[Dataset records]
----------------

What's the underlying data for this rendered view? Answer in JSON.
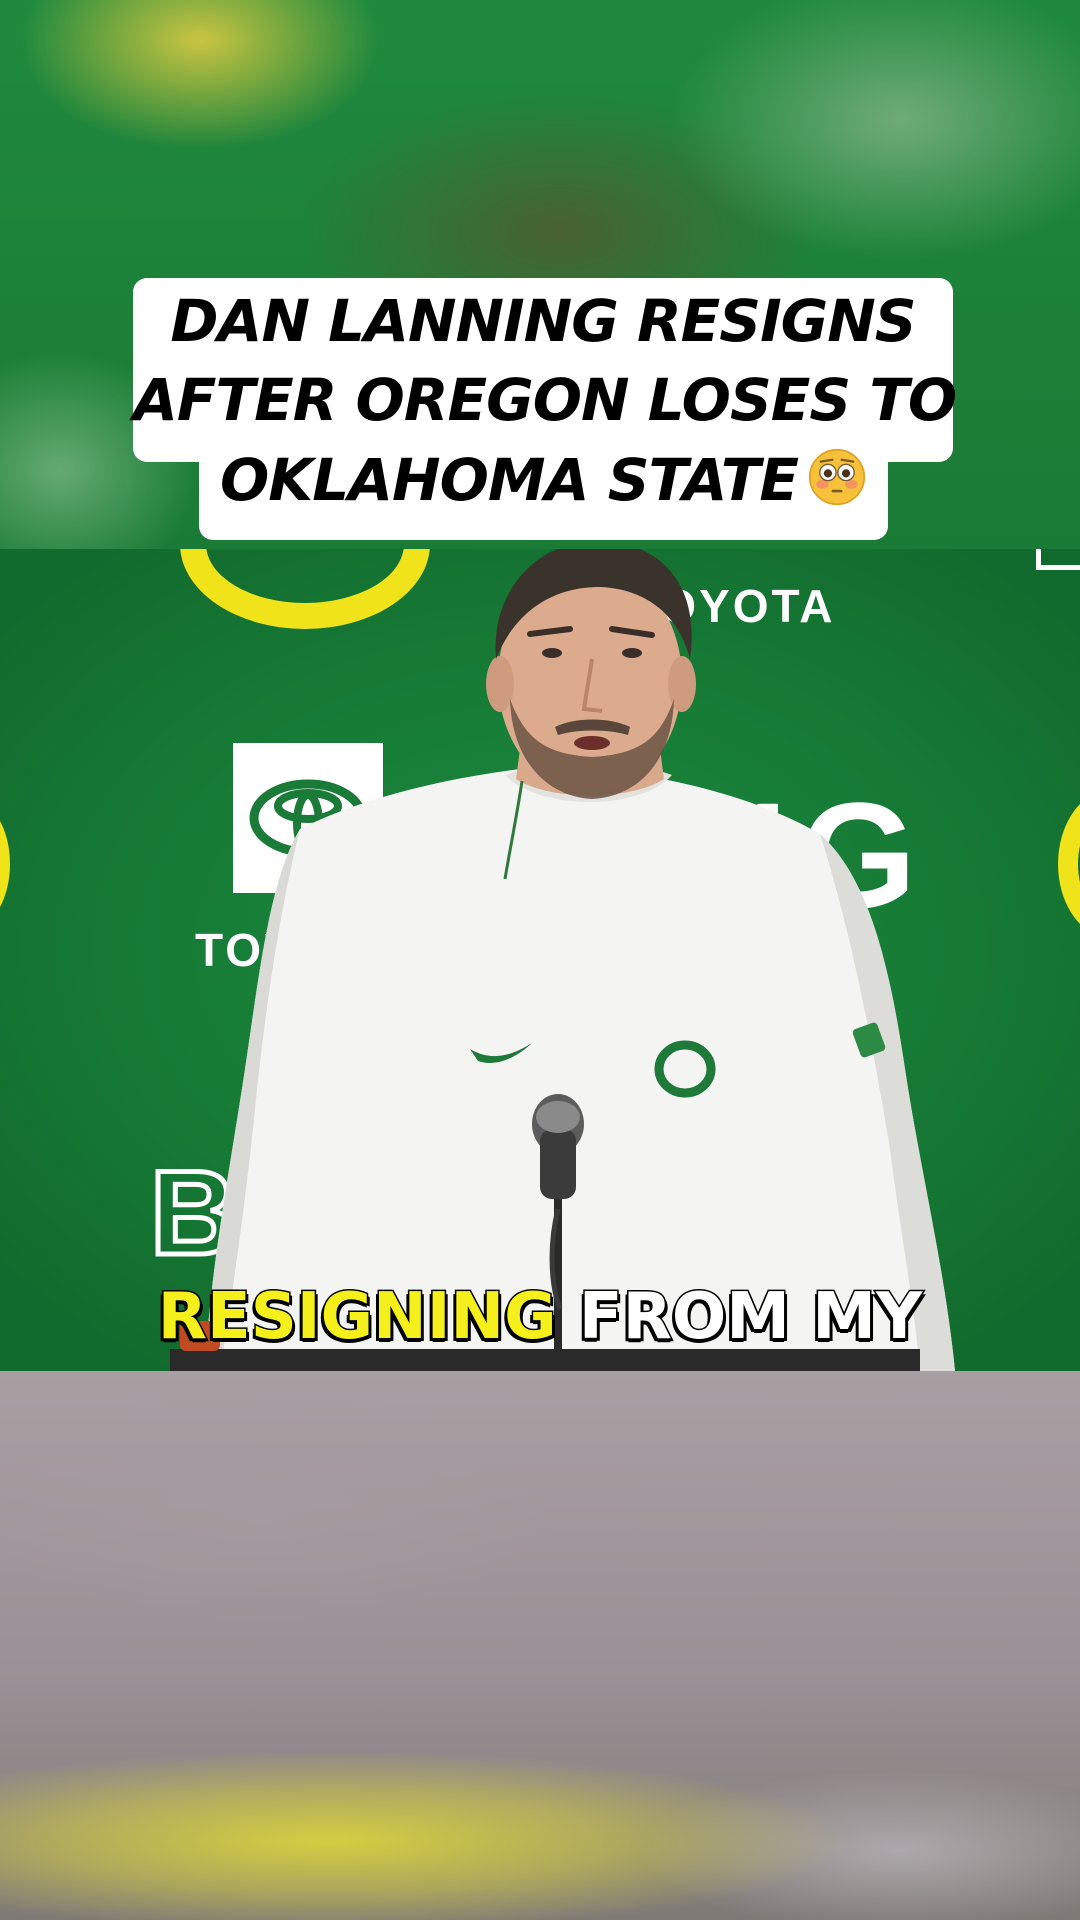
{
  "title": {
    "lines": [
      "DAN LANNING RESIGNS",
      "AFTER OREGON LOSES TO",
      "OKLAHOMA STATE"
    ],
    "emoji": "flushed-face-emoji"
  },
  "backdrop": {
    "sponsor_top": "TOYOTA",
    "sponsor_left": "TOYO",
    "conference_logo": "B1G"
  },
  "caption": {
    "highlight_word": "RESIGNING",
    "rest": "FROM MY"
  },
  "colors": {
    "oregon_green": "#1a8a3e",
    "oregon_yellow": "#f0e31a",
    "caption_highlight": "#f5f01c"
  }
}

----------------

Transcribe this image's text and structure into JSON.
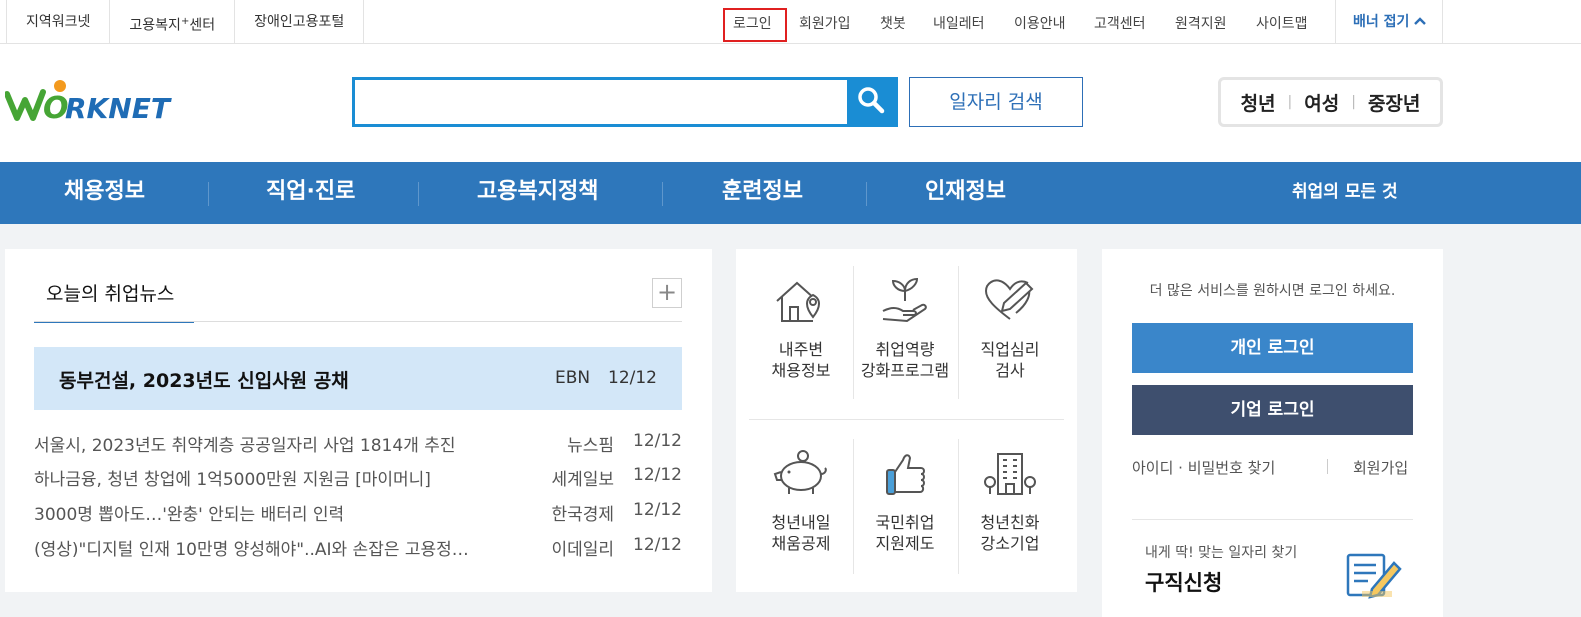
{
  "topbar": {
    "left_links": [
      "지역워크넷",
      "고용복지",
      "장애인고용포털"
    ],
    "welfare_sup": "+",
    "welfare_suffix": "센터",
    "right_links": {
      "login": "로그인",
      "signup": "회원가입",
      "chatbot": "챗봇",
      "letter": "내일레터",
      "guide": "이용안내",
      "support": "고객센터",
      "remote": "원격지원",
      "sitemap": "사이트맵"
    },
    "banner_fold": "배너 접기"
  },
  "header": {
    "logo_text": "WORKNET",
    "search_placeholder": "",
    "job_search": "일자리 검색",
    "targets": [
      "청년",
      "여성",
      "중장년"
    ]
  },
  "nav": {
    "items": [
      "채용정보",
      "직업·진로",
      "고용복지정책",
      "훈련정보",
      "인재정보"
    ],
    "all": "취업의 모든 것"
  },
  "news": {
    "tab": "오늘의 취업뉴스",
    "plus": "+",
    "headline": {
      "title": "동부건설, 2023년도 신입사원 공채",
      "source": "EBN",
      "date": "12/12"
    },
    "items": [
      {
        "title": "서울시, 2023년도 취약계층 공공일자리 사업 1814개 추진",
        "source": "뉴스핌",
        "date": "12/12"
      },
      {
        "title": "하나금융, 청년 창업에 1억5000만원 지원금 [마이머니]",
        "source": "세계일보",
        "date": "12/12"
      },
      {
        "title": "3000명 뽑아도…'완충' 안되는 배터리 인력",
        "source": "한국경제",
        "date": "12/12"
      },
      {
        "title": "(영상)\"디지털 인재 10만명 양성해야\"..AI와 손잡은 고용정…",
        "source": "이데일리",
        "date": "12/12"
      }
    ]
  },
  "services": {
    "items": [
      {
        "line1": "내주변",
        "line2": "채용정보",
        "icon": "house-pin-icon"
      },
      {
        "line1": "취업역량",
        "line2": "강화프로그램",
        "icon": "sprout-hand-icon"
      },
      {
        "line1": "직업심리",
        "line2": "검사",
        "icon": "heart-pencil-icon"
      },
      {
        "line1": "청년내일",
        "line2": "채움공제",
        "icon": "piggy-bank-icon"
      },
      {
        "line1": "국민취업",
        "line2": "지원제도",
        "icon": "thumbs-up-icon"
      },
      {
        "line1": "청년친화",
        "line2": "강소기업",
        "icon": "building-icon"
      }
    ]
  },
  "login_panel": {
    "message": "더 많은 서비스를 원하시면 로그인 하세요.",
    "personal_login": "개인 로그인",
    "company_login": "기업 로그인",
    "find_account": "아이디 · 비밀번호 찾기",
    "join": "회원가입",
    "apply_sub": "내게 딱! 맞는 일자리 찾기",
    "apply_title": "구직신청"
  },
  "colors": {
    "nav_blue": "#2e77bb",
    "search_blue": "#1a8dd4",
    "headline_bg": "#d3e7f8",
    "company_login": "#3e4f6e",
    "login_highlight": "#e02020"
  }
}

----------------

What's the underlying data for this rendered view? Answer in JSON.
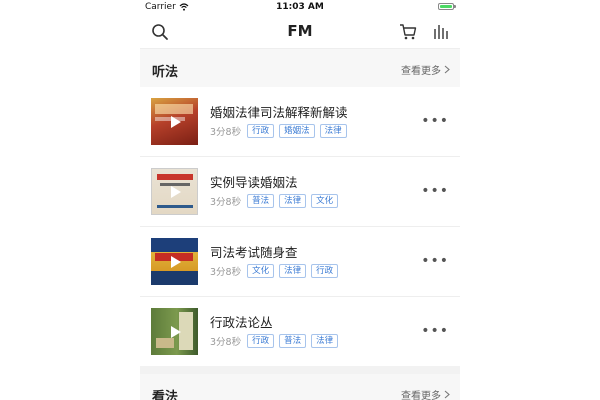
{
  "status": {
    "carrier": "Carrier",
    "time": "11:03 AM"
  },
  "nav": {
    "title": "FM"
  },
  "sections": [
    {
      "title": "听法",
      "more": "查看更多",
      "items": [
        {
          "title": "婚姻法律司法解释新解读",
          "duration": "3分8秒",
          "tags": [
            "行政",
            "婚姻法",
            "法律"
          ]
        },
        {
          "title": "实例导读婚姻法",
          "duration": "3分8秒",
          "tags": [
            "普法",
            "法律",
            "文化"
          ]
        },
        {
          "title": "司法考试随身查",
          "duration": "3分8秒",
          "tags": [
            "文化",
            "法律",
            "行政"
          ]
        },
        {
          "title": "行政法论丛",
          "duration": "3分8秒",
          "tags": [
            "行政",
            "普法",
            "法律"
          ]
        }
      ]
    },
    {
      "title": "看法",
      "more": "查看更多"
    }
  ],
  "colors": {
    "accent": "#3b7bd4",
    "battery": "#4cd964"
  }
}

----------------

Each line that contains the string "icon" counts once; report how many such lines the entries have, giving only the number.

_EXERCISE RESPONSE_
6